In the material below, identify each line bearing the word "Puławy". Reproduce those lines.
## BEGIN
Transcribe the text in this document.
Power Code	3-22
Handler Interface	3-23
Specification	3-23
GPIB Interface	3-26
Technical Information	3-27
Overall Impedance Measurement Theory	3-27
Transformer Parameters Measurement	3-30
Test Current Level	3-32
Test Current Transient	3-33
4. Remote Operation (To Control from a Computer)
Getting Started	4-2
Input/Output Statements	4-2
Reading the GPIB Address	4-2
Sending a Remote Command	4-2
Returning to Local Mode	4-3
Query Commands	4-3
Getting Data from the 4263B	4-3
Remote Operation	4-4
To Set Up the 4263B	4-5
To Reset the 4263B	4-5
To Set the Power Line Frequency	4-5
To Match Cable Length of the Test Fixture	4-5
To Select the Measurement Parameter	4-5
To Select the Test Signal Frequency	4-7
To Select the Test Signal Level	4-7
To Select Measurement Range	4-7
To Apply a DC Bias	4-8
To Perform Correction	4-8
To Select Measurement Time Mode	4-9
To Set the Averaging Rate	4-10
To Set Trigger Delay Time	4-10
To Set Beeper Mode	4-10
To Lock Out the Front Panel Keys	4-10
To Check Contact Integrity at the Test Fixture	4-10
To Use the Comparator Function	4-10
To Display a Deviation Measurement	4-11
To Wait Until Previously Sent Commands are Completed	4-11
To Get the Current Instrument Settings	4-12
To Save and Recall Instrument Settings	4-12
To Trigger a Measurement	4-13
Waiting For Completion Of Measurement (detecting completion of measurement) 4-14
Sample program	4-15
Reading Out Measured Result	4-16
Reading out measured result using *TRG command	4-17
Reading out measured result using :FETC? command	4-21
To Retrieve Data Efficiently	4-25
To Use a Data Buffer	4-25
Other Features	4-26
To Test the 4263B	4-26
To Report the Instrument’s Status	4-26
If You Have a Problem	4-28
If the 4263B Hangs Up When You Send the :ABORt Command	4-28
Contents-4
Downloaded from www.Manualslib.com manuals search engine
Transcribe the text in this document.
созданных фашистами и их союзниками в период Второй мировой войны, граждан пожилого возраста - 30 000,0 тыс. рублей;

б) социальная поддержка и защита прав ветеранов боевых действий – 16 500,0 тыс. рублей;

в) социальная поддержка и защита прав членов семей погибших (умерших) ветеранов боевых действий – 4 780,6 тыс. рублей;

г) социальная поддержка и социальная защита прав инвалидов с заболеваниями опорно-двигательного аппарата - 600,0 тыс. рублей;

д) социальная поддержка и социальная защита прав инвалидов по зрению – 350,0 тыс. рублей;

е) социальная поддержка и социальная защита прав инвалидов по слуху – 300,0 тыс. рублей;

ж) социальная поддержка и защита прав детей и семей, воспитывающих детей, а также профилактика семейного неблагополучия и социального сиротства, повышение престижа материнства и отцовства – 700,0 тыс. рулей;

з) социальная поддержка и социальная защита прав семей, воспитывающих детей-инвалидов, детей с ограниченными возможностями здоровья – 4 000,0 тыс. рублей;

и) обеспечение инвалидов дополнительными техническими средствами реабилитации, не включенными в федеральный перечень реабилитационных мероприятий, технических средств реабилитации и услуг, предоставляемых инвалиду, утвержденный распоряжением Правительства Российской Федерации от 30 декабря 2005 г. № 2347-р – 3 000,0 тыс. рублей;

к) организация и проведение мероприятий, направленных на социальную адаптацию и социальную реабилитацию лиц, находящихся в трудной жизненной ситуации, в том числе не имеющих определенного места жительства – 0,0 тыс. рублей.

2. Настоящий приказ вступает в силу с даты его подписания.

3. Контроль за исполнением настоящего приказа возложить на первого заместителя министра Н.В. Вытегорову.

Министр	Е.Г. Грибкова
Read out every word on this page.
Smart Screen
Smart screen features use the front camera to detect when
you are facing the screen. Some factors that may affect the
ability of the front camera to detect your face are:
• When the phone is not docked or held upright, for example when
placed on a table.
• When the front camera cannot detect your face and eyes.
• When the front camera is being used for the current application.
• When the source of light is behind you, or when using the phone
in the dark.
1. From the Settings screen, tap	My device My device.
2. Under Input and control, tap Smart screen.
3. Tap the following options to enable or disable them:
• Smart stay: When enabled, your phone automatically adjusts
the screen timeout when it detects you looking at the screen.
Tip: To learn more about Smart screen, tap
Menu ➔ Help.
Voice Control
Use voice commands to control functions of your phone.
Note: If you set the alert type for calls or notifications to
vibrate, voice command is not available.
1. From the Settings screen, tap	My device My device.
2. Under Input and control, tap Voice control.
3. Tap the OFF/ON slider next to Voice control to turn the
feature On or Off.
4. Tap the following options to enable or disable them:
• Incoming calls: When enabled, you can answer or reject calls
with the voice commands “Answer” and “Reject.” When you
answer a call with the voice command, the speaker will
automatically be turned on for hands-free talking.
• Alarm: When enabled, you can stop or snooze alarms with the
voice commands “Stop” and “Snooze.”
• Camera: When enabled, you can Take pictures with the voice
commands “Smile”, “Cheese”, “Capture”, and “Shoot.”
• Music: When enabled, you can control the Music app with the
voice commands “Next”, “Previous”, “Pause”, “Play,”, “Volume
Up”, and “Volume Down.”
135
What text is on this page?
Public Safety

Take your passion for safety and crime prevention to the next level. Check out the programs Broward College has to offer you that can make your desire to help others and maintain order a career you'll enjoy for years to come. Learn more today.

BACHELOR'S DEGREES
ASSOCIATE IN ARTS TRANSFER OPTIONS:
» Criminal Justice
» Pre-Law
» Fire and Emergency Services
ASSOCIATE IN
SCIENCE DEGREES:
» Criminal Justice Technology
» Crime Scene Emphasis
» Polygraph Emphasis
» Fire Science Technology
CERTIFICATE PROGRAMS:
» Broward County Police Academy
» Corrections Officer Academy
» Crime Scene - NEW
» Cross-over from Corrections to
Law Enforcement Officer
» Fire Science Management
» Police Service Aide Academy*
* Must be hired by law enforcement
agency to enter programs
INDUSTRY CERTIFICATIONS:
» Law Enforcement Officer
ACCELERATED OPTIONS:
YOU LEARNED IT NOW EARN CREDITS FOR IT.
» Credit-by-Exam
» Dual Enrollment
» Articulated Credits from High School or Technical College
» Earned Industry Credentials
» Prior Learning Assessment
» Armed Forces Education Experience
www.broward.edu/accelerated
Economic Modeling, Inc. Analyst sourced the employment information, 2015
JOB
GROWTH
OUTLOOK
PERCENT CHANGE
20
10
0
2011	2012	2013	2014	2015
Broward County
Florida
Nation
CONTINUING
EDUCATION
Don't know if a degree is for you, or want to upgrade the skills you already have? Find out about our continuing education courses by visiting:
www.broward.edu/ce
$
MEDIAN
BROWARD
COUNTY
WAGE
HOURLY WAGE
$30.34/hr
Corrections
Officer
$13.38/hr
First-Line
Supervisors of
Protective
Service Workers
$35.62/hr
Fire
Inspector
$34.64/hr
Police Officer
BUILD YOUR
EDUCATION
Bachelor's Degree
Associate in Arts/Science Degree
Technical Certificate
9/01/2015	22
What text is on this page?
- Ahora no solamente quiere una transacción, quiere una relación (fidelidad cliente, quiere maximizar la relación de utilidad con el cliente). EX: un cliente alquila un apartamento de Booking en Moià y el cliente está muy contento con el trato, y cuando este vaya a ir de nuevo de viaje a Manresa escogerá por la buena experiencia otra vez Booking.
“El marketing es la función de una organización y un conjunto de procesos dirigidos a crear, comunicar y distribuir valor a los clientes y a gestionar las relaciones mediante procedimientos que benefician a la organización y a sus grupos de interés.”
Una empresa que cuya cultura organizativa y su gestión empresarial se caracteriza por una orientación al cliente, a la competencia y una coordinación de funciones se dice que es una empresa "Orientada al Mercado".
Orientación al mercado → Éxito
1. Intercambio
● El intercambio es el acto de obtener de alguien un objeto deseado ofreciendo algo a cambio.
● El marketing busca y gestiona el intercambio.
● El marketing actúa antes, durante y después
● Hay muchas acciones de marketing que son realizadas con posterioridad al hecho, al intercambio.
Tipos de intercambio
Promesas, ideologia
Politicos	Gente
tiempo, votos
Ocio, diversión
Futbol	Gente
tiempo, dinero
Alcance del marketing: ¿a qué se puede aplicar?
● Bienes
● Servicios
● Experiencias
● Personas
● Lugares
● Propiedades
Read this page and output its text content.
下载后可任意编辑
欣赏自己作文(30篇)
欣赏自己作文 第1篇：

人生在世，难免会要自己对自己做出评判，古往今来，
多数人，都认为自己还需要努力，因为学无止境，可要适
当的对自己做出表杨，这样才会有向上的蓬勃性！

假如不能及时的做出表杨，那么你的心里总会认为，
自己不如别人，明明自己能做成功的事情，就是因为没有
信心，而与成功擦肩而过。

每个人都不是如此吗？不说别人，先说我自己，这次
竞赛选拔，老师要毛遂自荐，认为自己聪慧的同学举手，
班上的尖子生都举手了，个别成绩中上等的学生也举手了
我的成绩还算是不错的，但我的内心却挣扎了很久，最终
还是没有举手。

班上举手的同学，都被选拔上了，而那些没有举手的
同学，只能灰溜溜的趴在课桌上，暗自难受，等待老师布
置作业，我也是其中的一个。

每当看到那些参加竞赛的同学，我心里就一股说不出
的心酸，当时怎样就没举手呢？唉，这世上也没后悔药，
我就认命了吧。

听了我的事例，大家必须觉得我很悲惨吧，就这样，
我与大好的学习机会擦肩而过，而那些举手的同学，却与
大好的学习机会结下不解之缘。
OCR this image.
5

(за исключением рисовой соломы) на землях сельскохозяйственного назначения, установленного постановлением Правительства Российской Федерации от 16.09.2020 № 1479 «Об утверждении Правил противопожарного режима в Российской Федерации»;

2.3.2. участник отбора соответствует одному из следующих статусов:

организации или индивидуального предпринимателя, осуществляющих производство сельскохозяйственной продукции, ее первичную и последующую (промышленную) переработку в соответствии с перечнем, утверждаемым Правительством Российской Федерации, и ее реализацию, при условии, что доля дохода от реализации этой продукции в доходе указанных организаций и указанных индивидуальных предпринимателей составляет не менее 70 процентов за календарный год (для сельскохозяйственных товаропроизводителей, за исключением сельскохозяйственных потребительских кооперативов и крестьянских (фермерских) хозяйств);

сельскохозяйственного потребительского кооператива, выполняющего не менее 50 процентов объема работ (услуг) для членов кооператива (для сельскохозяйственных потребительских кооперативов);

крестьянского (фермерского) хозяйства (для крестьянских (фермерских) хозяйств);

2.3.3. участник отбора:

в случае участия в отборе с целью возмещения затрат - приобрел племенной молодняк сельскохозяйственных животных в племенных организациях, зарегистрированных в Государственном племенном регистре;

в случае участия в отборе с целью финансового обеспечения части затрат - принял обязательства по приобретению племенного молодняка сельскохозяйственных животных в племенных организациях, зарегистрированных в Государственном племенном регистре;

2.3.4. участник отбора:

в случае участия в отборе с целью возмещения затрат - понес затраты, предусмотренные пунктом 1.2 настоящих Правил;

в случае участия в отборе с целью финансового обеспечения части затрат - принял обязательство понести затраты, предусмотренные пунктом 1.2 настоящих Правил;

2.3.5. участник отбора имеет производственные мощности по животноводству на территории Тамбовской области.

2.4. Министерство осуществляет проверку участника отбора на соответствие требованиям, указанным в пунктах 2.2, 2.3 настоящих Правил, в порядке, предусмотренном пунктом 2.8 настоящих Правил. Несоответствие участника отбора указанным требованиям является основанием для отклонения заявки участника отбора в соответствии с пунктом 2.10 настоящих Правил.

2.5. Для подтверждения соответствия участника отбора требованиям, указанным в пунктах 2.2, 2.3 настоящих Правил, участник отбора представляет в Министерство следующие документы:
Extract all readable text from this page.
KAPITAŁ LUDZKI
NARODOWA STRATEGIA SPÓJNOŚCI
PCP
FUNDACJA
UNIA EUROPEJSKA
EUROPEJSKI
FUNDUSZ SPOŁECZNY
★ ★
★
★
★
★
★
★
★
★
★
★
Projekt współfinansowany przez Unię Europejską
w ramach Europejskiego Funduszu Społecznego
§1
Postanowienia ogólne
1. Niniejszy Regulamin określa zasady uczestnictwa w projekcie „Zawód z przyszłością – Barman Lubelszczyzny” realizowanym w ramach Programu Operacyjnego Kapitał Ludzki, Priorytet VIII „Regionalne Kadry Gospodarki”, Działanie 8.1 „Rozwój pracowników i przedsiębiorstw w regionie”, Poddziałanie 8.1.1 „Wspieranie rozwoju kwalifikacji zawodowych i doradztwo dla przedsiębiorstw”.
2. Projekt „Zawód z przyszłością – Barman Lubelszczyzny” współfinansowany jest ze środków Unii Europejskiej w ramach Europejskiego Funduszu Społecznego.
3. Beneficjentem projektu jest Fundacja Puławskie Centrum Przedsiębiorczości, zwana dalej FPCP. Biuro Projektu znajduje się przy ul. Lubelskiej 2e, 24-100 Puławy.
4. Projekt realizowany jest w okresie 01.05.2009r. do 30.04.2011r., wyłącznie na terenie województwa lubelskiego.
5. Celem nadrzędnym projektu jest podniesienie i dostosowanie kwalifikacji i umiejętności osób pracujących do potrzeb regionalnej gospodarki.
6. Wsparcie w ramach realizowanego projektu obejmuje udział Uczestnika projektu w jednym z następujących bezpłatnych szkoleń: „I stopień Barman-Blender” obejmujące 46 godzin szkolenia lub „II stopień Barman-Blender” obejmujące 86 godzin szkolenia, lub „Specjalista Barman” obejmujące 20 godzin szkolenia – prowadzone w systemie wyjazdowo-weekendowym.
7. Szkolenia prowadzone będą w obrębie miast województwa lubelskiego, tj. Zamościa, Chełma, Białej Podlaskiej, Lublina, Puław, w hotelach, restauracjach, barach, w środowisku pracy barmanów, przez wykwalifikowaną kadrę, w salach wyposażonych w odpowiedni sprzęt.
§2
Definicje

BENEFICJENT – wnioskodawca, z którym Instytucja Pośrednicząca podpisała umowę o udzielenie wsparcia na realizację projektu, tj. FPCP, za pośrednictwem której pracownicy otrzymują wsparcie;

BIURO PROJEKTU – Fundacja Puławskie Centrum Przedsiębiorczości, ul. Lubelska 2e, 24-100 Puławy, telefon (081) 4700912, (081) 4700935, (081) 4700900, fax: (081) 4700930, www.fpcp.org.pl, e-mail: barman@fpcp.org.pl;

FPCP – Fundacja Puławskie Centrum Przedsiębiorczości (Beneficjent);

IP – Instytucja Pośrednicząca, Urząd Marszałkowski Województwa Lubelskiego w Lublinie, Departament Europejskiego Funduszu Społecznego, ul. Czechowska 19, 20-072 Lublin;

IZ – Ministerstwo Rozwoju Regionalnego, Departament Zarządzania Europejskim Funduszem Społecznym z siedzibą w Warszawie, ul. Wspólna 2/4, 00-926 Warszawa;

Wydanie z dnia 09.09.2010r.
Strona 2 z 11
## END
ANSWER –
3. Beneficjentem projektu jest Fundacja Puławskie Centrum Przedsiębiorczości, zwana dalej FPCP. Biuro Projektu znajduje się przy ul. Lubelskiej 2e, 24-100 Puławy.
BIURO PROJEKTU – Fundacja Puławskie Centrum Przedsiębiorczości, ul. Lubelska 2e, 24-100 Puławy, telefon (081) 4700912, (081) 4700935, (081) 4700900, fax: (081) 4700930, www.fpcp.org.pl, e-mail: barman@fpcp.org.pl;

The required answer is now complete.